* _Task to carry out_:
Scan the following material for the string "between" and copy each line in which it appears.
═══ Material to process ═══
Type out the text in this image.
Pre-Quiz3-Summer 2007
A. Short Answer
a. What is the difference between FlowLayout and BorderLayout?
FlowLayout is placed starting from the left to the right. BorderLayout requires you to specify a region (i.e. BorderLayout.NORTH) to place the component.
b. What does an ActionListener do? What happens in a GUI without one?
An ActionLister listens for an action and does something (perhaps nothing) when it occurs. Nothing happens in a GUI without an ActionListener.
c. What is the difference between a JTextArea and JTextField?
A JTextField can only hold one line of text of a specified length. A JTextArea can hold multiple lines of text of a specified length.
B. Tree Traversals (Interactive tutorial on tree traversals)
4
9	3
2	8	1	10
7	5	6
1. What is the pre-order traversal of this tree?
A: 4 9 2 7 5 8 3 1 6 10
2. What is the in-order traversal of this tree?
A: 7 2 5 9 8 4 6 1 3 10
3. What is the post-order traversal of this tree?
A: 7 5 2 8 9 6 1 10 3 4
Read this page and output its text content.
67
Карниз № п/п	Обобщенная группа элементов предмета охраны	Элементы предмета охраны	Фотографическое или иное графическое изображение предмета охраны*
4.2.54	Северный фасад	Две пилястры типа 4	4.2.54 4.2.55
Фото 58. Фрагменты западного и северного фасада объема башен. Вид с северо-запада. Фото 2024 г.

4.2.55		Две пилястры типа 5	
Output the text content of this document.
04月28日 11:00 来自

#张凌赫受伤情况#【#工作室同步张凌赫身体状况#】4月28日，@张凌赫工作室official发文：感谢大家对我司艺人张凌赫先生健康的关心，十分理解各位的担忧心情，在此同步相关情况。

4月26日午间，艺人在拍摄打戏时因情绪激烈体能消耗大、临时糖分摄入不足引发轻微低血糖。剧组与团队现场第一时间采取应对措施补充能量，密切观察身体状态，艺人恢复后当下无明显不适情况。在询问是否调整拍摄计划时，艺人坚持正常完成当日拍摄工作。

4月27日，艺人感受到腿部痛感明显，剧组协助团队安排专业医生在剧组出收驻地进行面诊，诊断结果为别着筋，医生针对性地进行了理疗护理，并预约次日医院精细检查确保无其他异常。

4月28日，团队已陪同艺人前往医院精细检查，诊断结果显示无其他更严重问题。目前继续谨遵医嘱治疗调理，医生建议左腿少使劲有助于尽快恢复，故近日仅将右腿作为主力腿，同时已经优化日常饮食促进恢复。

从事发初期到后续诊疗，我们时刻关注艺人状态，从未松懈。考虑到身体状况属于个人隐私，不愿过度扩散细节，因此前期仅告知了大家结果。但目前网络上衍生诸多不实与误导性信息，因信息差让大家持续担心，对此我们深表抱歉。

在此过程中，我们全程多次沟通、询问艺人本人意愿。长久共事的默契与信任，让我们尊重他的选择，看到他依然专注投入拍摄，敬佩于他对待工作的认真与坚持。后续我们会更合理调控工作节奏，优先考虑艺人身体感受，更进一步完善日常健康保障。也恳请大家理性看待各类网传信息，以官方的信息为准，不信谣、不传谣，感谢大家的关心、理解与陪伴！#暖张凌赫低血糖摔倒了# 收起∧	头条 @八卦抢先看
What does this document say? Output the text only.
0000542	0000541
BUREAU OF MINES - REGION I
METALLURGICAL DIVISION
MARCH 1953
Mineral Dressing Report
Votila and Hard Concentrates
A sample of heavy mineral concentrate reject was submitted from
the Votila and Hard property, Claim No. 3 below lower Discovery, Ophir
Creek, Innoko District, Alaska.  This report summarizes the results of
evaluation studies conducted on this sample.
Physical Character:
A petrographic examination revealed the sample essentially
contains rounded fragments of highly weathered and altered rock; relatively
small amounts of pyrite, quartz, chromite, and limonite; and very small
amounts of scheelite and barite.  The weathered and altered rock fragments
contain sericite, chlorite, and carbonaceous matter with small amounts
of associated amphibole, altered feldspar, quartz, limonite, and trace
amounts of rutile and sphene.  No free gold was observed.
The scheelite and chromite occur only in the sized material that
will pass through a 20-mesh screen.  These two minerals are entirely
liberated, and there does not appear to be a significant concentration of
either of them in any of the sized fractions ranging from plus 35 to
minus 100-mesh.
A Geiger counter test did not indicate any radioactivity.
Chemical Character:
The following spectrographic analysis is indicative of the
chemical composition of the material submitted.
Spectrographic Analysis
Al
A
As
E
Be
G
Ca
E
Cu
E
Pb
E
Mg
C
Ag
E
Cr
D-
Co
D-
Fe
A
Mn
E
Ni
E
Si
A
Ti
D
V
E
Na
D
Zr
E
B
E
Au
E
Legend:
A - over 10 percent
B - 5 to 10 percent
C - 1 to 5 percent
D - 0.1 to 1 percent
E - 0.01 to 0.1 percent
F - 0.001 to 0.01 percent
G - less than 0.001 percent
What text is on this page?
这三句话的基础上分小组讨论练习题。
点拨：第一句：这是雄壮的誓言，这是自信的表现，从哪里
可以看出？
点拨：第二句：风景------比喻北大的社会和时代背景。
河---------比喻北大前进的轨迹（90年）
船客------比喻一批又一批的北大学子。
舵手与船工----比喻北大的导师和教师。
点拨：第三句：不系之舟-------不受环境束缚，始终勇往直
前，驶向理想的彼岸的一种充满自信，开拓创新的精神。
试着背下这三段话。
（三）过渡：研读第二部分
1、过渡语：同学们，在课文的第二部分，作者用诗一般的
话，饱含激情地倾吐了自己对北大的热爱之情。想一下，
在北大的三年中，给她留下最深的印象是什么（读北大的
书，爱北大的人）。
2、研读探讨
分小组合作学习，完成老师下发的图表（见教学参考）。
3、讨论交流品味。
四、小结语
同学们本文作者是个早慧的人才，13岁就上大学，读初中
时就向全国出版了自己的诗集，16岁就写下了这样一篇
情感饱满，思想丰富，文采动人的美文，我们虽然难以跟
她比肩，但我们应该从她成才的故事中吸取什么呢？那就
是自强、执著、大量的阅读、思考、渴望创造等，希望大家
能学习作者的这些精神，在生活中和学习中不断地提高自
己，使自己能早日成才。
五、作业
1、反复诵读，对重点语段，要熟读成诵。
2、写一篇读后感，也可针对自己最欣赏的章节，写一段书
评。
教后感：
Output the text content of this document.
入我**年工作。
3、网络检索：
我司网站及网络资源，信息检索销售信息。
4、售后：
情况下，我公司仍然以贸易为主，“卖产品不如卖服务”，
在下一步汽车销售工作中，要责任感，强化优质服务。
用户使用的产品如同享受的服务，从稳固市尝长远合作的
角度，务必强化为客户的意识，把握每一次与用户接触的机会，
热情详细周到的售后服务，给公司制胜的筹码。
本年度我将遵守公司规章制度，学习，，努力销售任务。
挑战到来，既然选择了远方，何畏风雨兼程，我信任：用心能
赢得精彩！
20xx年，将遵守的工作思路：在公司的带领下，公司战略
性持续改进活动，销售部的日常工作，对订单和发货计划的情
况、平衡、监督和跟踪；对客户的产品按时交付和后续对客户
═══
* _Answer for this exercise_:
a. What is the difference between FlowLayout and BorderLayout?
c. What is the difference between a JTextArea and JTextField?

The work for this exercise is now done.